→ What the task requires
Wherever the string "порядке" appears in a line, extract that line.

[Records from a dataset]
————————

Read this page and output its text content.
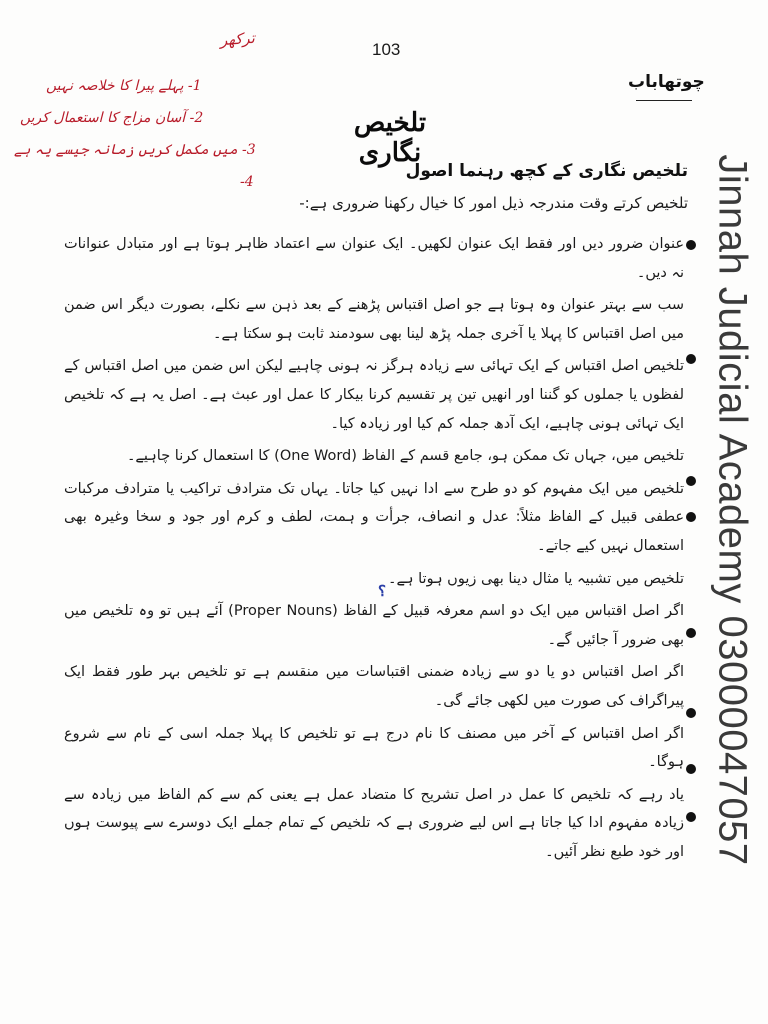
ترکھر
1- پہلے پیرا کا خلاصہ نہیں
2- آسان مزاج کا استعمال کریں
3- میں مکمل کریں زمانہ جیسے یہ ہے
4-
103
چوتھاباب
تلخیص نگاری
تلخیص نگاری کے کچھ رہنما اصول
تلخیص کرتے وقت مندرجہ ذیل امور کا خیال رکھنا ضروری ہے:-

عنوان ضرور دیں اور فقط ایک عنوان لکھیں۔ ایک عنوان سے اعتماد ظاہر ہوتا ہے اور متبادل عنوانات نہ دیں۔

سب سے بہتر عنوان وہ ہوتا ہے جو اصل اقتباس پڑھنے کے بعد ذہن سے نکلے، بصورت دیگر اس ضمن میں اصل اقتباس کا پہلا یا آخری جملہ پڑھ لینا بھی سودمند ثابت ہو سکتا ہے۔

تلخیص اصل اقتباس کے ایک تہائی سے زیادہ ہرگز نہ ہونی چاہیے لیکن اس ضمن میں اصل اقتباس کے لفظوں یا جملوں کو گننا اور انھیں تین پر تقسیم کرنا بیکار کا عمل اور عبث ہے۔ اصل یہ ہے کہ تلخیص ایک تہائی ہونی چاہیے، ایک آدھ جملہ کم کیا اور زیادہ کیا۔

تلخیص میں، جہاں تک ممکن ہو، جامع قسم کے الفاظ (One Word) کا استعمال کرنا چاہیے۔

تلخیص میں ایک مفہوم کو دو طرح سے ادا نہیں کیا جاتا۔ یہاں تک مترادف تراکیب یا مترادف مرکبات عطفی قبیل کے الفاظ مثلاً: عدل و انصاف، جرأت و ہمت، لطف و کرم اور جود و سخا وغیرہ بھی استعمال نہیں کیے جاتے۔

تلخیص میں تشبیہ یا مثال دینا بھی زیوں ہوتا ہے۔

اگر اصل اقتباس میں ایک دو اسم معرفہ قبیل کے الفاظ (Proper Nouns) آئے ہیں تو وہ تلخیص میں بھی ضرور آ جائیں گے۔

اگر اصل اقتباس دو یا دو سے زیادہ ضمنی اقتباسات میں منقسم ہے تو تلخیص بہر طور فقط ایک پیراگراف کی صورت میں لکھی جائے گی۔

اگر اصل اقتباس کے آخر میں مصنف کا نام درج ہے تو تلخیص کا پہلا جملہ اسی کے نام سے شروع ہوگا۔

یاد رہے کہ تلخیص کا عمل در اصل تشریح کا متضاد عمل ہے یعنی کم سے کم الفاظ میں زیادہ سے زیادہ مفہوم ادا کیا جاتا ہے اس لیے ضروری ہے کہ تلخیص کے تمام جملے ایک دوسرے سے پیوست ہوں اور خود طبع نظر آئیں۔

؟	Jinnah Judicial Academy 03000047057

————————

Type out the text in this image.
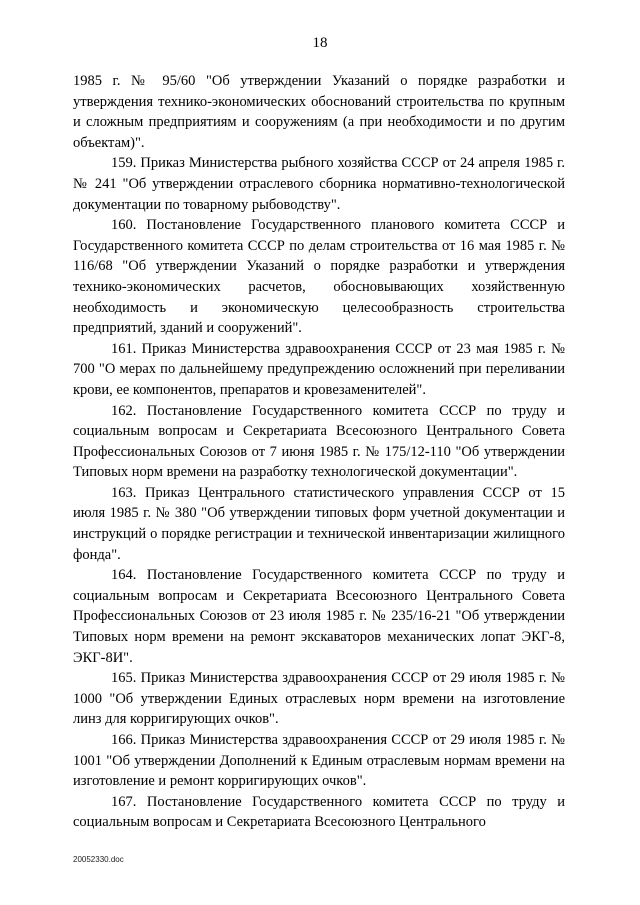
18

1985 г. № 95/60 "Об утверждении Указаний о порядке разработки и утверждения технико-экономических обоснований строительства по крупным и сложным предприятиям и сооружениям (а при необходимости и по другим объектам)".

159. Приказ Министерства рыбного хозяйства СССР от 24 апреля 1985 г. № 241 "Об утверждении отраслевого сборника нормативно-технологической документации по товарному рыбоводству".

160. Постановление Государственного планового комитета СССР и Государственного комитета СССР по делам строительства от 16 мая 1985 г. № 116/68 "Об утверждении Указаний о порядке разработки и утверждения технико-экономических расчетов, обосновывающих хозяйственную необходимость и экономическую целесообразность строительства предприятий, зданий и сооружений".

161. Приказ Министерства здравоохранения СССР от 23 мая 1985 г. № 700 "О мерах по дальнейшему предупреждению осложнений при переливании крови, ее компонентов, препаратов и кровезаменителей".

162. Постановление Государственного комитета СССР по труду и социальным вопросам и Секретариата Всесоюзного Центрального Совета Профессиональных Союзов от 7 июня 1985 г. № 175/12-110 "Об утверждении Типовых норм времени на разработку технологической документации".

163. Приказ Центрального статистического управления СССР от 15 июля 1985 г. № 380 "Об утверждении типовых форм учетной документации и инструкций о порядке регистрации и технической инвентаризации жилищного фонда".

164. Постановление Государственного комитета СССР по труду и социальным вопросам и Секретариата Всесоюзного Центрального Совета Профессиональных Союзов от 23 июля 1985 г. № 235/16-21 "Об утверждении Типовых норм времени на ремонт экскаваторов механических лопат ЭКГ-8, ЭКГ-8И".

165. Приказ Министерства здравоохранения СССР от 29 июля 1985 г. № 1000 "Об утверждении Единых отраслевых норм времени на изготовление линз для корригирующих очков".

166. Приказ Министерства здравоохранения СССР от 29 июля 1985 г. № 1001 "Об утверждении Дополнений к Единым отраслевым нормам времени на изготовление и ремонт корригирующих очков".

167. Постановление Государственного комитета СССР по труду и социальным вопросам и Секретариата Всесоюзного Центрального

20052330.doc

————————

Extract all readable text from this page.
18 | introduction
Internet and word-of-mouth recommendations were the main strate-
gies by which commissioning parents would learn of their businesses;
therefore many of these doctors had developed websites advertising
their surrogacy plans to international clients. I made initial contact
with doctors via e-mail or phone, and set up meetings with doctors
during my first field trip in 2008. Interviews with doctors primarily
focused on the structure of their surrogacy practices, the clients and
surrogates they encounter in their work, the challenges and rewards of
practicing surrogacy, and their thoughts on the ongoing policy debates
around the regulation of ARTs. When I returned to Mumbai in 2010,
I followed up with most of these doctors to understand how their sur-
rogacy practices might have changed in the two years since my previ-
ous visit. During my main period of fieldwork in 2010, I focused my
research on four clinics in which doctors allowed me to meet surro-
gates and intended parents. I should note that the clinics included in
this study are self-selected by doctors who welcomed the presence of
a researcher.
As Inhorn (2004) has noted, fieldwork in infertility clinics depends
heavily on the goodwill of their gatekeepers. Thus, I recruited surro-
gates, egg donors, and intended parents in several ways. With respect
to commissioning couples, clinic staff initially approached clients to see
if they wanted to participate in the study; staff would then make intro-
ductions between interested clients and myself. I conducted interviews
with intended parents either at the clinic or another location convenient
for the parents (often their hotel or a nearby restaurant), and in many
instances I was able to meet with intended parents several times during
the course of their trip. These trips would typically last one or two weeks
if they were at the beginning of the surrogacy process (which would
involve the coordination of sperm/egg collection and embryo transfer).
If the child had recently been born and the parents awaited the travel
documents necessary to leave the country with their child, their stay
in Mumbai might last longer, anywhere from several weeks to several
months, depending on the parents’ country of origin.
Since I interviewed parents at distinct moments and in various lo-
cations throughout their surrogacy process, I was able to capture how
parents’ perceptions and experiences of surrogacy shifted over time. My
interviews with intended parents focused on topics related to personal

————————

→ Result for this task
1985 г. № 95/60 "Об утверждении Указаний о порядке разработки и утверждения технико-экономических обоснований строительства по крупным и сложным предприятиям и сооружениям (а при необходимости и по другим объектам)".
160. Постановление Государственного планового комитета СССР и Государственного комитета СССР по делам строительства от 16 мая 1985 г. № 116/68 "Об утверждении Указаний о порядке разработки и утверждения технико-экономических расчетов, обосновывающих хозяйственную необходимость и экономическую целесообразность строительства предприятий, зданий и сооружений".
163. Приказ Центрального статистического управления СССР от 15 июля 1985 г. № 380 "Об утверждении типовых форм учетной документации и инструкций о порядке регистрации и технической инвентаризации жилищного фонда".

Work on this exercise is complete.